[Start of Data for the task]

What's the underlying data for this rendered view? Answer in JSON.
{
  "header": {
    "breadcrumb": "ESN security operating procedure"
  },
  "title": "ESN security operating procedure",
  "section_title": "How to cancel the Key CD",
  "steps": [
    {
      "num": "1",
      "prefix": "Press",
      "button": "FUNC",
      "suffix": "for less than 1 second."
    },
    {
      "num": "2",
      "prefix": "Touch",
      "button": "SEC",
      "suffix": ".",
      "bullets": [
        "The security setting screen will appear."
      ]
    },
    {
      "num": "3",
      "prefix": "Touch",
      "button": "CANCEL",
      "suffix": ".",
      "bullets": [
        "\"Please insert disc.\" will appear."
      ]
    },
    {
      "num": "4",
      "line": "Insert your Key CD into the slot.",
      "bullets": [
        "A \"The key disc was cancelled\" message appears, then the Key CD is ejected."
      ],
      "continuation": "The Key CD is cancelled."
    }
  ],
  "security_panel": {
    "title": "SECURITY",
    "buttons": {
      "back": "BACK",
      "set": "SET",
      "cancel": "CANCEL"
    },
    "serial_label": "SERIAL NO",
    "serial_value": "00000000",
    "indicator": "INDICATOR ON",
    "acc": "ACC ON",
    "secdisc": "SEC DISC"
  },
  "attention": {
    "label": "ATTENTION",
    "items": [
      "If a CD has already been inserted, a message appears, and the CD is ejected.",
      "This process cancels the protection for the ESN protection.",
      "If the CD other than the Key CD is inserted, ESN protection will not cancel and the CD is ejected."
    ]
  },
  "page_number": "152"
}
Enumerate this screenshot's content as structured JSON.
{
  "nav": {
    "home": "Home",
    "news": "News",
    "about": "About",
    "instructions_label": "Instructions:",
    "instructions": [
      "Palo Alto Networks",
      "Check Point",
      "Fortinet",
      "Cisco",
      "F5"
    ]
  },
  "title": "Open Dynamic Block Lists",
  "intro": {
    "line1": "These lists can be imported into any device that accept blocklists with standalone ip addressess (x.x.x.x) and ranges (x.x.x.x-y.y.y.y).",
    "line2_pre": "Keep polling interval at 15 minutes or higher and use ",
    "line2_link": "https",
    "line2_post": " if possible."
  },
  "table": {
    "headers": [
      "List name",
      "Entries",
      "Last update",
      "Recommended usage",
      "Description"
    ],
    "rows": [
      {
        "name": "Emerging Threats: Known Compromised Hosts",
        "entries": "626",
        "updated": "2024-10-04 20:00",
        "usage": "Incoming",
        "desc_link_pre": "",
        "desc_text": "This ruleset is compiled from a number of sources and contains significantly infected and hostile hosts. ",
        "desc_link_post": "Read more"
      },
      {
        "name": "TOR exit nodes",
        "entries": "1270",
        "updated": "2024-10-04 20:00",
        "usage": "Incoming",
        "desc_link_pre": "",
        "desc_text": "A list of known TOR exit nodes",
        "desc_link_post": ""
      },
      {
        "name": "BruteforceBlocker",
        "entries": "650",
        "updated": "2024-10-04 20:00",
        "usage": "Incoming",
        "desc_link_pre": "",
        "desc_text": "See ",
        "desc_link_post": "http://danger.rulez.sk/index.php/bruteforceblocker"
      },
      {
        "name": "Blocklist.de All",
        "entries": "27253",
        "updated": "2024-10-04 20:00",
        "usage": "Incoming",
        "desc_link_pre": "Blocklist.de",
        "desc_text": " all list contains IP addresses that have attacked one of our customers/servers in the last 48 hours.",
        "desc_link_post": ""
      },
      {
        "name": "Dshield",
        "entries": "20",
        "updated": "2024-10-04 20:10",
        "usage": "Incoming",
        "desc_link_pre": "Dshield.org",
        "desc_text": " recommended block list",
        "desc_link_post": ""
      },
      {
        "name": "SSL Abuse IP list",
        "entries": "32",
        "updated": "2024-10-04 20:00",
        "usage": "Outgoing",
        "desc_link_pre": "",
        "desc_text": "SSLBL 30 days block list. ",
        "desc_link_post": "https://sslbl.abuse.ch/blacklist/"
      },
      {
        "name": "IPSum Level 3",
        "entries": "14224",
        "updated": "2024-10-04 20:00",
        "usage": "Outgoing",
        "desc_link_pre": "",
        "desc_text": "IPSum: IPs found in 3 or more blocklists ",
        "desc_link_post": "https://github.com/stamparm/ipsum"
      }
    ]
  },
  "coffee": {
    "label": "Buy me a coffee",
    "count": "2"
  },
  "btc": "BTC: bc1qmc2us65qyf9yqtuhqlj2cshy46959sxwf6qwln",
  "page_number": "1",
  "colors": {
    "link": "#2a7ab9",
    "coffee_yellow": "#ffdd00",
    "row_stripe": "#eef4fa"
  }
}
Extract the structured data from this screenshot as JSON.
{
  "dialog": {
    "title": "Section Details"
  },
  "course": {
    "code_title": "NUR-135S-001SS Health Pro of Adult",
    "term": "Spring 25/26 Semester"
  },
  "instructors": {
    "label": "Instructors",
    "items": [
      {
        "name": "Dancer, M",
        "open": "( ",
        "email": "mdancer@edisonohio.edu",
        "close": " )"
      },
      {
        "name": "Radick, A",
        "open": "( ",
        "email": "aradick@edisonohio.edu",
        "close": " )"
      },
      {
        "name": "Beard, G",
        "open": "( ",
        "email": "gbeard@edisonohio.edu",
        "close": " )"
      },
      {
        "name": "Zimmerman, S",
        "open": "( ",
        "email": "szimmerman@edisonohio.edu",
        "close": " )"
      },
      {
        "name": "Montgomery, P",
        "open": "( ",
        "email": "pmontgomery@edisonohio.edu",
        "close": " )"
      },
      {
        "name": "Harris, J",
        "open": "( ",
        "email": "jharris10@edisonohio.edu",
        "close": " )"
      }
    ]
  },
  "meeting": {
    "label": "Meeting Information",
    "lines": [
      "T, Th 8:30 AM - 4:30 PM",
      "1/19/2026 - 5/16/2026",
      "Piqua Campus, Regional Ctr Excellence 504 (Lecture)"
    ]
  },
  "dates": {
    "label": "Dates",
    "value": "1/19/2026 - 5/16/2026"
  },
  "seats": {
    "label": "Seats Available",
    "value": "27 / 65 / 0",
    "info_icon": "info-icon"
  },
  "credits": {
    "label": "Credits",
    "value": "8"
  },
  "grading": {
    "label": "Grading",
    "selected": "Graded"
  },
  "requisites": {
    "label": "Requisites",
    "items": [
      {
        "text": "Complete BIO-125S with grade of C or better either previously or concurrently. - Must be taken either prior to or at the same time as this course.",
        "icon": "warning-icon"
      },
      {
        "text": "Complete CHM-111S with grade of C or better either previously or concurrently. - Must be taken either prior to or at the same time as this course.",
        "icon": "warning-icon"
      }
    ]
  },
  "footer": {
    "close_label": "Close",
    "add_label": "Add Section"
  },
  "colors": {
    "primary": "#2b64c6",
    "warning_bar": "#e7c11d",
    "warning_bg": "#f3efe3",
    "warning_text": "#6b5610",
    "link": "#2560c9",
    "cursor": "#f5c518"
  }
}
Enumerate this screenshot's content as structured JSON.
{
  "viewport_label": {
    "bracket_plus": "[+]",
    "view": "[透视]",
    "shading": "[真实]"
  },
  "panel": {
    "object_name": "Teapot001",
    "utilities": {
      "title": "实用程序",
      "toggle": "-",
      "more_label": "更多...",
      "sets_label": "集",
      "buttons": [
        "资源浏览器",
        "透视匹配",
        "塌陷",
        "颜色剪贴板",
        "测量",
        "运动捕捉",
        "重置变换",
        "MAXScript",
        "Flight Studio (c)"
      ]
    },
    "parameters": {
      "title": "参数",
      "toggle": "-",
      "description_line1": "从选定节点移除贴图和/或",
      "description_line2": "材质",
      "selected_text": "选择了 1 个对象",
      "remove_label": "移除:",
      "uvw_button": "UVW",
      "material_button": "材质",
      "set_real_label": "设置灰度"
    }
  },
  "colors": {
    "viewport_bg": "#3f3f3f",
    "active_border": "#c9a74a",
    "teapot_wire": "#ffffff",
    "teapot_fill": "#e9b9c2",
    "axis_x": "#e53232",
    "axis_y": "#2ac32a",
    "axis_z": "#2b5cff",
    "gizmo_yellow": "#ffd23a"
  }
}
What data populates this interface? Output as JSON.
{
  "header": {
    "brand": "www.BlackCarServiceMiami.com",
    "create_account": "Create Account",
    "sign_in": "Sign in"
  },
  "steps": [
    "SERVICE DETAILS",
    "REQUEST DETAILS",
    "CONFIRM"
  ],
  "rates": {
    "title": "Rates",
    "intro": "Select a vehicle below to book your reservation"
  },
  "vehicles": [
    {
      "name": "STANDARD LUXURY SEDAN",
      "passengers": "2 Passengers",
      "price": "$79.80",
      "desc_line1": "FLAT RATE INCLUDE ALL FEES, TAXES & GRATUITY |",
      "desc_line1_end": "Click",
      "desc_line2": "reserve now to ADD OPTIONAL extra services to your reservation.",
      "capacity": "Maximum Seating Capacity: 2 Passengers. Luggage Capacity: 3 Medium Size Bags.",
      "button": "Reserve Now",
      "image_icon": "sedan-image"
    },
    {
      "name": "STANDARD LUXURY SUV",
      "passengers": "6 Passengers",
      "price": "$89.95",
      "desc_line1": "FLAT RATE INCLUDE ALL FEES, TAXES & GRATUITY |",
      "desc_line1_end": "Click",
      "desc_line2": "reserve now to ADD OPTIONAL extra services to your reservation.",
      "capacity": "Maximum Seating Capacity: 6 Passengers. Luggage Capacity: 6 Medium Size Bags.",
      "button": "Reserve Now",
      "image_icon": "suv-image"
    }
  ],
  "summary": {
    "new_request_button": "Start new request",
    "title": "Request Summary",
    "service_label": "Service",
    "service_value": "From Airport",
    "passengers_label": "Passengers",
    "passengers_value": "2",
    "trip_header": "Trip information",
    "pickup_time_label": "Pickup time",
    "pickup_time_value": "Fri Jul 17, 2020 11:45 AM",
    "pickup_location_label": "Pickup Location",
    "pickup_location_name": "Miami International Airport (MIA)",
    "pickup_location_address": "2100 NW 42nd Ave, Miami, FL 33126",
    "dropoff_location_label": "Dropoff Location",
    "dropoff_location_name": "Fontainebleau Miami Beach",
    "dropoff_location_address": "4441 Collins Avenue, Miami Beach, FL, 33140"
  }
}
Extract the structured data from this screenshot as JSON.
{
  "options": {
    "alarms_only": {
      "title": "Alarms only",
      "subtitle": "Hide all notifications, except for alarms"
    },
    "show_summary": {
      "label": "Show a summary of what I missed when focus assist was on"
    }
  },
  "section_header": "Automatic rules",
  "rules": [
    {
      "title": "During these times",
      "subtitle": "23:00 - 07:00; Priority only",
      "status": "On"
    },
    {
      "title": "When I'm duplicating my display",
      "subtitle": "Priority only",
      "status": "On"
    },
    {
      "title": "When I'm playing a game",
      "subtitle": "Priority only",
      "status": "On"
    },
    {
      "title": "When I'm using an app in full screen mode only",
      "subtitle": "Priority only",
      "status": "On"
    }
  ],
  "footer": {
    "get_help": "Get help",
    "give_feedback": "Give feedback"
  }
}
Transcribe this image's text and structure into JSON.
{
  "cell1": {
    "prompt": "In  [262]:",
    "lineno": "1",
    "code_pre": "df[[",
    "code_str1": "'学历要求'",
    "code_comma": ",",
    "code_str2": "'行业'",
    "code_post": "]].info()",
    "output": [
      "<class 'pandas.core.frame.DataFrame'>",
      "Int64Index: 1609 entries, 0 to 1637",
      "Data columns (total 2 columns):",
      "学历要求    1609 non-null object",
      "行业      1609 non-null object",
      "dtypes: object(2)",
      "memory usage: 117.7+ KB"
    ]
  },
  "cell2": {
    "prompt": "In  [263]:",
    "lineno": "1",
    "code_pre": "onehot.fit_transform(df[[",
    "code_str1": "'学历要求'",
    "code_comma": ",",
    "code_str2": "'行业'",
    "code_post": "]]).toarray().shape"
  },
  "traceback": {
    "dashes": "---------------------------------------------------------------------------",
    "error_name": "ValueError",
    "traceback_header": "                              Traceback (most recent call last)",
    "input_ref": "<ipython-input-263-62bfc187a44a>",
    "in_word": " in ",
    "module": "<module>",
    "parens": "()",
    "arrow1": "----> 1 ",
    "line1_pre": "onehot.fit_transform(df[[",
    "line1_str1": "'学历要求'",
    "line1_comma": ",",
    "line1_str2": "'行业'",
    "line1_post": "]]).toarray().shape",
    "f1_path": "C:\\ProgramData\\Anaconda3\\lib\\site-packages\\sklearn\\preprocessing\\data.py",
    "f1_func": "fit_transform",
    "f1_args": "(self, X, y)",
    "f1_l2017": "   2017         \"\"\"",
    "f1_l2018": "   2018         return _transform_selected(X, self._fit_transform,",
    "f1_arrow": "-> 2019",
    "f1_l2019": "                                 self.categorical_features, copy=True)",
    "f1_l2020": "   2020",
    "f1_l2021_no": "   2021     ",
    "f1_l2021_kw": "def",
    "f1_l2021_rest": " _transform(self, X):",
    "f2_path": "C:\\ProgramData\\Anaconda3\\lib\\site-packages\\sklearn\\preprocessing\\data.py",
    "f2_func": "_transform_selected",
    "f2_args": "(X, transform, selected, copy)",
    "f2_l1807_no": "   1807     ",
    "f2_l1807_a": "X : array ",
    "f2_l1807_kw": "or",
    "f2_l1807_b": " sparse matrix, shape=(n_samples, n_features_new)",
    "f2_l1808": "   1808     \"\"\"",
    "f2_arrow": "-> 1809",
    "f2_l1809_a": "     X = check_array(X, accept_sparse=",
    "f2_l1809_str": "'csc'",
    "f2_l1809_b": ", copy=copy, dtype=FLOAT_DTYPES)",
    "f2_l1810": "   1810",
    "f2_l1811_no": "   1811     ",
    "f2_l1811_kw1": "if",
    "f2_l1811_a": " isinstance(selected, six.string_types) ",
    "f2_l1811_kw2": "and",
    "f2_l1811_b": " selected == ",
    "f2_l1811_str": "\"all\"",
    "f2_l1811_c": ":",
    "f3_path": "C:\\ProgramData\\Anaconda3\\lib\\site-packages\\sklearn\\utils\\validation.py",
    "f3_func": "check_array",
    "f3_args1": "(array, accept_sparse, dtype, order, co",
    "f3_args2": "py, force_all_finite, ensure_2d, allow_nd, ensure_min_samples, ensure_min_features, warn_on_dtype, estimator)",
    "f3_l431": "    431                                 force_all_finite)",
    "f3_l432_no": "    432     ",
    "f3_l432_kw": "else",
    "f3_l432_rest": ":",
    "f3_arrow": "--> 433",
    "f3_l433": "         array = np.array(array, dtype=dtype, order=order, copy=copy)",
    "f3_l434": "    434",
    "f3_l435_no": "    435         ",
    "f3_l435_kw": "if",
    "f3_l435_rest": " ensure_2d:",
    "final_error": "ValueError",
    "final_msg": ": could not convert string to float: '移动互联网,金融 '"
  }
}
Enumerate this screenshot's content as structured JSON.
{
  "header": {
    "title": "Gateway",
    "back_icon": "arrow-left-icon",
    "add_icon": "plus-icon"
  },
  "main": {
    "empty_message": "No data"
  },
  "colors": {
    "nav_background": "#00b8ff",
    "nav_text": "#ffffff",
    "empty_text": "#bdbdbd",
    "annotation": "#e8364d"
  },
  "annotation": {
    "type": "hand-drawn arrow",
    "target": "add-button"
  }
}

[End of Data for the task]

• Objective:
From the records given above, copy all lines containing "STANDARD".

• Task solution:
      "name": "STANDARD LUXURY SEDAN",
      "name": "STANDARD LUXURY SUV",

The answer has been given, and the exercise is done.